▸ **Data shown**
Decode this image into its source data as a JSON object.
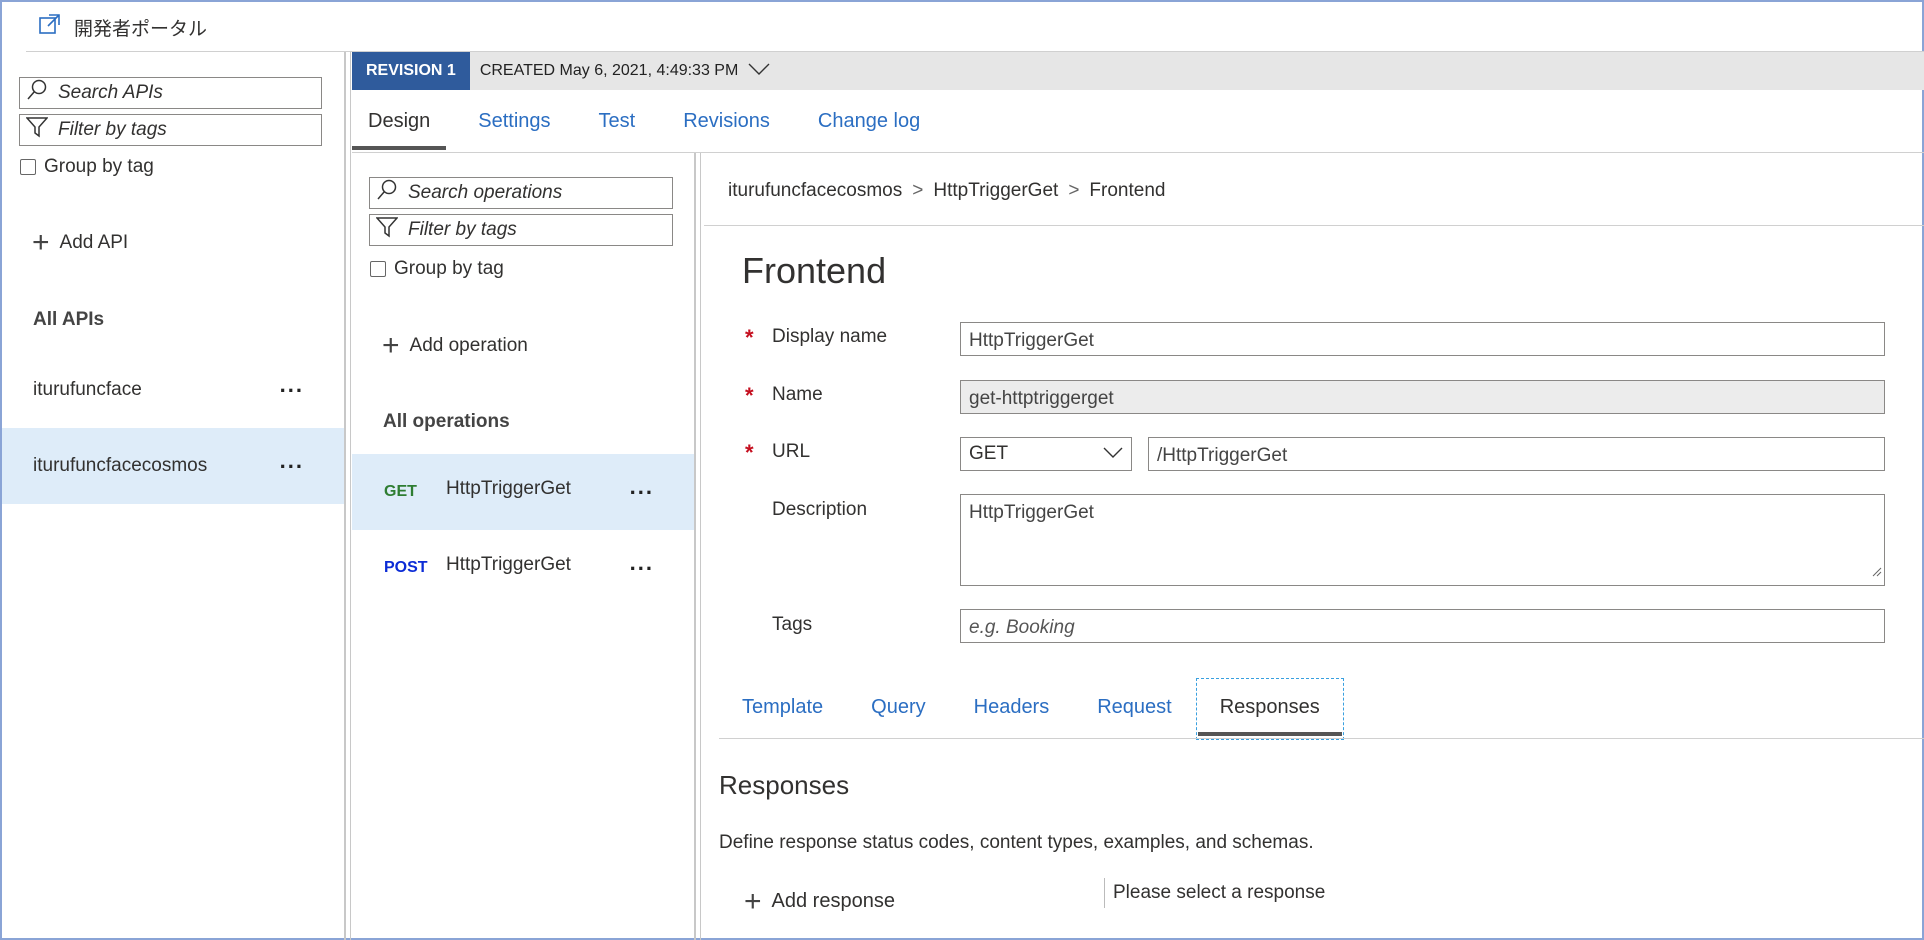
{
  "top": {
    "portal_label": "開発者ポータル"
  },
  "api_pane": {
    "search_placeholder": "Search APIs",
    "filter_placeholder": "Filter by tags",
    "group_by_tag": "Group by tag",
    "add_api": "Add API",
    "all_apis": "All APIs",
    "apis": [
      {
        "name": "iturufuncface",
        "more": "..."
      },
      {
        "name": "iturufuncfacecosmos",
        "more": "..."
      }
    ]
  },
  "revision": {
    "badge": "REVISION 1",
    "created": "CREATED May 6, 2021, 4:49:33 PM"
  },
  "main_tabs": [
    "Design",
    "Settings",
    "Test",
    "Revisions",
    "Change log"
  ],
  "ops_pane": {
    "search_placeholder": "Search operations",
    "filter_placeholder": "Filter by tags",
    "group_by_tag": "Group by tag",
    "add_operation": "Add operation",
    "all_operations": "All operations",
    "operations": [
      {
        "method": "GET",
        "name": "HttpTriggerGet",
        "more": "...",
        "color": "#2e7d32"
      },
      {
        "method": "POST",
        "name": "HttpTriggerGet",
        "more": "...",
        "color": "#0b2bd6"
      }
    ]
  },
  "breadcrumb": [
    "iturufuncfacecosmos",
    ">",
    "HttpTriggerGet",
    ">",
    "Frontend"
  ],
  "frontend": {
    "title": "Frontend",
    "display_name_label": "Display name",
    "display_name_value": "HttpTriggerGet",
    "name_label": "Name",
    "name_value": "get-httptriggerget",
    "url_label": "URL",
    "url_method": "GET",
    "url_value": "/HttpTriggerGet",
    "description_label": "Description",
    "description_value": "HttpTriggerGet",
    "tags_label": "Tags",
    "tags_placeholder": "e.g. Booking",
    "required_mark": "*"
  },
  "sub_tabs": [
    "Template",
    "Query",
    "Headers",
    "Request",
    "Responses"
  ],
  "responses": {
    "heading": "Responses",
    "description": "Define response status codes, content types, examples, and schemas.",
    "add_response": "Add response",
    "please_select": "Please select a response"
  }
}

▸ **Directions for this task**
Return the listing above in full and without alteration, excluding its pictures.

▸ **Output below**
Decode this image into its source data as a JSON object.
{
  "top": {
    "portal_label": "開発者ポータル"
  },
  "api_pane": {
    "search_placeholder": "Search APIs",
    "filter_placeholder": "Filter by tags",
    "group_by_tag": "Group by tag",
    "add_api": "Add API",
    "all_apis": "All APIs",
    "apis": [
      {
        "name": "iturufuncface",
        "more": "..."
      },
      {
        "name": "iturufuncfacecosmos",
        "more": "..."
      }
    ]
  },
  "revision": {
    "badge": "REVISION 1",
    "created": "CREATED May 6, 2021, 4:49:33 PM"
  },
  "main_tabs": [
    "Design",
    "Settings",
    "Test",
    "Revisions",
    "Change log"
  ],
  "ops_pane": {
    "search_placeholder": "Search operations",
    "filter_placeholder": "Filter by tags",
    "group_by_tag": "Group by tag",
    "add_operation": "Add operation",
    "all_operations": "All operations",
    "operations": [
      {
        "method": "GET",
        "name": "HttpTriggerGet",
        "more": "...",
        "color": "#2e7d32"
      },
      {
        "method": "POST",
        "name": "HttpTriggerGet",
        "more": "...",
        "color": "#0b2bd6"
      }
    ]
  },
  "breadcrumb": [
    "iturufuncfacecosmos",
    ">",
    "HttpTriggerGet",
    ">",
    "Frontend"
  ],
  "frontend": {
    "title": "Frontend",
    "display_name_label": "Display name",
    "display_name_value": "HttpTriggerGet",
    "name_label": "Name",
    "name_value": "get-httptriggerget",
    "url_label": "URL",
    "url_method": "GET",
    "url_value": "/HttpTriggerGet",
    "description_label": "Description",
    "description_value": "HttpTriggerGet",
    "tags_label": "Tags",
    "tags_placeholder": "e.g. Booking",
    "required_mark": "*"
  },
  "sub_tabs": [
    "Template",
    "Query",
    "Headers",
    "Request",
    "Responses"
  ],
  "responses": {
    "heading": "Responses",
    "description": "Define response status codes, content types, examples, and schemas.",
    "add_response": "Add response",
    "please_select": "Please select a response"
  }
}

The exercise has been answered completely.